BEGIN

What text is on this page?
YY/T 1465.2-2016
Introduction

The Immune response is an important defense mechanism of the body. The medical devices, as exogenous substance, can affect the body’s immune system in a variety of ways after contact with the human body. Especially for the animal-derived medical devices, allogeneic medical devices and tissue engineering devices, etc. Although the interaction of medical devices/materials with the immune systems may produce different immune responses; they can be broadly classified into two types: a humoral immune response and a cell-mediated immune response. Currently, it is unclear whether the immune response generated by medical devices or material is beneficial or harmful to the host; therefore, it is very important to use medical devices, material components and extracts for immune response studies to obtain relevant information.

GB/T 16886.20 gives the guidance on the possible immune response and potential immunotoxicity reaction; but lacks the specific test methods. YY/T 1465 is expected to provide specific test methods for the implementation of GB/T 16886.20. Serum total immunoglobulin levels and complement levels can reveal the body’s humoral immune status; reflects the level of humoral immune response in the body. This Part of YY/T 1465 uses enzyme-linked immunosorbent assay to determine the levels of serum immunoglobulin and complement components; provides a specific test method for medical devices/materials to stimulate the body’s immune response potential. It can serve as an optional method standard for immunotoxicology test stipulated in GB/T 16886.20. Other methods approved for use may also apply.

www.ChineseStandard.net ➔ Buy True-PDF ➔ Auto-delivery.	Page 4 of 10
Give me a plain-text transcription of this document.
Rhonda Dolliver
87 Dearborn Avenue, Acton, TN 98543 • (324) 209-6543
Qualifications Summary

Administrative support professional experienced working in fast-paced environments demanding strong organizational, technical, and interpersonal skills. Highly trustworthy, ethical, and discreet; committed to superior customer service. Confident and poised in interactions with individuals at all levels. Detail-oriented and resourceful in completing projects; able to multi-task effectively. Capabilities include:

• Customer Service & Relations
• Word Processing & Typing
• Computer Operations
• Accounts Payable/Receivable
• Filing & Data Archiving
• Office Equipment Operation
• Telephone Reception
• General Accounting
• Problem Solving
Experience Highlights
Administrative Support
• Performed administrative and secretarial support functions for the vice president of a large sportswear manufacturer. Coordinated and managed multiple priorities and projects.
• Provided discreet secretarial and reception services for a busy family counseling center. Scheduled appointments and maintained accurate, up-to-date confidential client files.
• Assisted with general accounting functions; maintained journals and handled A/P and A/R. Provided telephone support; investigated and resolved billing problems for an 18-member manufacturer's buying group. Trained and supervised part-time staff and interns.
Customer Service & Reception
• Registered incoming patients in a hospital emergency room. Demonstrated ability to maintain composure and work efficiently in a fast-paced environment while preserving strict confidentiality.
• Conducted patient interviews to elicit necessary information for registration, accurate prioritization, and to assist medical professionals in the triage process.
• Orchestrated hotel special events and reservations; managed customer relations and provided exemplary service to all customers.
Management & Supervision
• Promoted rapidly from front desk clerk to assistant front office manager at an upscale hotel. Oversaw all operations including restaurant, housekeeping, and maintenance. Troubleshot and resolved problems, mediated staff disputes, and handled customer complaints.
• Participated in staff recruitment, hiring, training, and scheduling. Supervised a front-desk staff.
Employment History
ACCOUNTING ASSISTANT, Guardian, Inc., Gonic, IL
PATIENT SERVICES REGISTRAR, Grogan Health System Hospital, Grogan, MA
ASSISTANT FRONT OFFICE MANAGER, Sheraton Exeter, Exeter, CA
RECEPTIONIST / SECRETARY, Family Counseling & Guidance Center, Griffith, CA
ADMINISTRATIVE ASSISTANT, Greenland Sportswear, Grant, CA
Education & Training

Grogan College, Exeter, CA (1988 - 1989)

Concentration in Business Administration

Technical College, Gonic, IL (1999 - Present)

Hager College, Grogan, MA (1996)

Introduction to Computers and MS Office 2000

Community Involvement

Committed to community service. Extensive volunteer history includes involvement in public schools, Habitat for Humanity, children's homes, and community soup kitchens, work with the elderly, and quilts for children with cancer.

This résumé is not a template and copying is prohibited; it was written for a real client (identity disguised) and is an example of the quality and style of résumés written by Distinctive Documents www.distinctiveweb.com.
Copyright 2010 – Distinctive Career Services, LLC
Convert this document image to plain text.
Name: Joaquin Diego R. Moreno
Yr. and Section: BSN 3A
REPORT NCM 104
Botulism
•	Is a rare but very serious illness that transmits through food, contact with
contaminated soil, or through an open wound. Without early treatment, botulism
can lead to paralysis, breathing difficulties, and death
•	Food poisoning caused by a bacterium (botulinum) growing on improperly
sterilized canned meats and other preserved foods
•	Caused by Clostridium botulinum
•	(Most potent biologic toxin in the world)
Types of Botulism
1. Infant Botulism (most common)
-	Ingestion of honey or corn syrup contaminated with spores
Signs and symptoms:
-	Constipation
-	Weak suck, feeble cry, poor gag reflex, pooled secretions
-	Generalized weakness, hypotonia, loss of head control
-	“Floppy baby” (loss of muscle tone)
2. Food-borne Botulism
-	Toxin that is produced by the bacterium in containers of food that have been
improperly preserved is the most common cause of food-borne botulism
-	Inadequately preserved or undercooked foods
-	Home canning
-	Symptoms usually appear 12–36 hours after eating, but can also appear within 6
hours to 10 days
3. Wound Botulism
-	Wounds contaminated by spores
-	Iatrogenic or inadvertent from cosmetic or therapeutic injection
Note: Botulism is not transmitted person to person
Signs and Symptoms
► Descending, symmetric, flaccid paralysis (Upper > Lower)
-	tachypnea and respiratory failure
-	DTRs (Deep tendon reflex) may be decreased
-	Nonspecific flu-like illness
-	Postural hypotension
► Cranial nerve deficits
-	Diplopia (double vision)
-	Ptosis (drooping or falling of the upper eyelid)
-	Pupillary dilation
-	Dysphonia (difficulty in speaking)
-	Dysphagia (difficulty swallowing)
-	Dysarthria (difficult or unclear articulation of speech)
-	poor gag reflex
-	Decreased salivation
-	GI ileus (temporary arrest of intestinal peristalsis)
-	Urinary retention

END

▶ _INSTRUCTIONS FOR THE TASK_
Please retype the data above exactly, including every line.

▶ _RESULT_
What text is on this page?
YY/T 1465.2-2016
Introduction

The Immune response is an important defense mechanism of the body. The medical devices, as exogenous substance, can affect the body’s immune system in a variety of ways after contact with the human body. Especially for the animal-derived medical devices, allogeneic medical devices and tissue engineering devices, etc. Although the interaction of medical devices/materials with the immune systems may produce different immune responses; they can be broadly classified into two types: a humoral immune response and a cell-mediated immune response. Currently, it is unclear whether the immune response generated by medical devices or material is beneficial or harmful to the host; therefore, it is very important to use medical devices, material components and extracts for immune response studies to obtain relevant information.

GB/T 16886.20 gives the guidance on the possible immune response and potential immunotoxicity reaction; but lacks the specific test methods. YY/T 1465 is expected to provide specific test methods for the implementation of GB/T 16886.20. Serum total immunoglobulin levels and complement levels can reveal the body’s humoral immune status; reflects the level of humoral immune response in the body. This Part of YY/T 1465 uses enzyme-linked immunosorbent assay to determine the levels of serum immunoglobulin and complement components; provides a specific test method for medical devices/materials to stimulate the body’s immune response potential. It can serve as an optional method standard for immunotoxicology test stipulated in GB/T 16886.20. Other methods approved for use may also apply.

www.ChineseStandard.net ➔ Buy True-PDF ➔ Auto-delivery.	Page 4 of 10
Give me a plain-text transcription of this document.
Rhonda Dolliver
87 Dearborn Avenue, Acton, TN 98543 • (324) 209-6543
Qualifications Summary

Administrative support professional experienced working in fast-paced environments demanding strong organizational, technical, and interpersonal skills. Highly trustworthy, ethical, and discreet; committed to superior customer service. Confident and poised in interactions with individuals at all levels. Detail-oriented and resourceful in completing projects; able to multi-task effectively. Capabilities include:

• Customer Service & Relations
• Word Processing & Typing
• Computer Operations
• Accounts Payable/Receivable
• Filing & Data Archiving
• Office Equipment Operation
• Telephone Reception
• General Accounting
• Problem Solving
Experience Highlights
Administrative Support
• Performed administrative and secretarial support functions for the vice president of a large sportswear manufacturer. Coordinated and managed multiple priorities and projects.
• Provided discreet secretarial and reception services for a busy family counseling center. Scheduled appointments and maintained accurate, up-to-date confidential client files.
• Assisted with general accounting functions; maintained journals and handled A/P and A/R. Provided telephone support; investigated and resolved billing problems for an 18-member manufacturer's buying group. Trained and supervised part-time staff and interns.
Customer Service & Reception
• Registered incoming patients in a hospital emergency room. Demonstrated ability to maintain composure and work efficiently in a fast-paced environment while preserving strict confidentiality.
• Conducted patient interviews to elicit necessary information for registration, accurate prioritization, and to assist medical professionals in the triage process.
• Orchestrated hotel special events and reservations; managed customer relations and provided exemplary service to all customers.
Management & Supervision
• Promoted rapidly from front desk clerk to assistant front office manager at an upscale hotel. Oversaw all operations including restaurant, housekeeping, and maintenance. Troubleshot and resolved problems, mediated staff disputes, and handled customer complaints.
• Participated in staff recruitment, hiring, training, and scheduling. Supervised a front-desk staff.
Employment History
ACCOUNTING ASSISTANT, Guardian, Inc., Gonic, IL
PATIENT SERVICES REGISTRAR, Grogan Health System Hospital, Grogan, MA
ASSISTANT FRONT OFFICE MANAGER, Sheraton Exeter, Exeter, CA
RECEPTIONIST / SECRETARY, Family Counseling & Guidance Center, Griffith, CA
ADMINISTRATIVE ASSISTANT, Greenland Sportswear, Grant, CA
Education & Training

Grogan College, Exeter, CA (1988 - 1989)

Concentration in Business Administration

Technical College, Gonic, IL (1999 - Present)

Hager College, Grogan, MA (1996)

Introduction to Computers and MS Office 2000

Community Involvement

Committed to community service. Extensive volunteer history includes involvement in public schools, Habitat for Humanity, children's homes, and community soup kitchens, work with the elderly, and quilts for children with cancer.

This résumé is not a template and copying is prohibited; it was written for a real client (identity disguised) and is an example of the quality and style of résumés written by Distinctive Documents www.distinctiveweb.com.
Copyright 2010 – Distinctive Career Services, LLC
Convert this document image to plain text.
Name: Joaquin Diego R. Moreno
Yr. and Section: BSN 3A
REPORT NCM 104
Botulism
•	Is a rare but very serious illness that transmits through food, contact with
contaminated soil, or through an open wound. Without early treatment, botulism
can lead to paralysis, breathing difficulties, and death
•	Food poisoning caused by a bacterium (botulinum) growing on improperly
sterilized canned meats and other preserved foods
•	Caused by Clostridium botulinum
•	(Most potent biologic toxin in the world)
Types of Botulism
1. Infant Botulism (most common)
-	Ingestion of honey or corn syrup contaminated with spores
Signs and symptoms:
-	Constipation
-	Weak suck, feeble cry, poor gag reflex, pooled secretions
-	Generalized weakness, hypotonia, loss of head control
-	“Floppy baby” (loss of muscle tone)
2. Food-borne Botulism
-	Toxin that is produced by the bacterium in containers of food that have been
improperly preserved is the most common cause of food-borne botulism
-	Inadequately preserved or undercooked foods
-	Home canning
-	Symptoms usually appear 12–36 hours after eating, but can also appear within 6
hours to 10 days
3. Wound Botulism
-	Wounds contaminated by spores
-	Iatrogenic or inadvertent from cosmetic or therapeutic injection
Note: Botulism is not transmitted person to person
Signs and Symptoms
► Descending, symmetric, flaccid paralysis (Upper > Lower)
-	tachypnea and respiratory failure
-	DTRs (Deep tendon reflex) may be decreased
-	Nonspecific flu-like illness
-	Postural hypotension
► Cranial nerve deficits
-	Diplopia (double vision)
-	Ptosis (drooping or falling of the upper eyelid)
-	Pupillary dilation
-	Dysphonia (difficulty in speaking)
-	Dysphagia (difficulty swallowing)
-	Dysarthria (difficult or unclear articulation of speech)
-	poor gag reflex
-	Decreased salivation
-	GI ileus (temporary arrest of intestinal peristalsis)
-	Urinary retention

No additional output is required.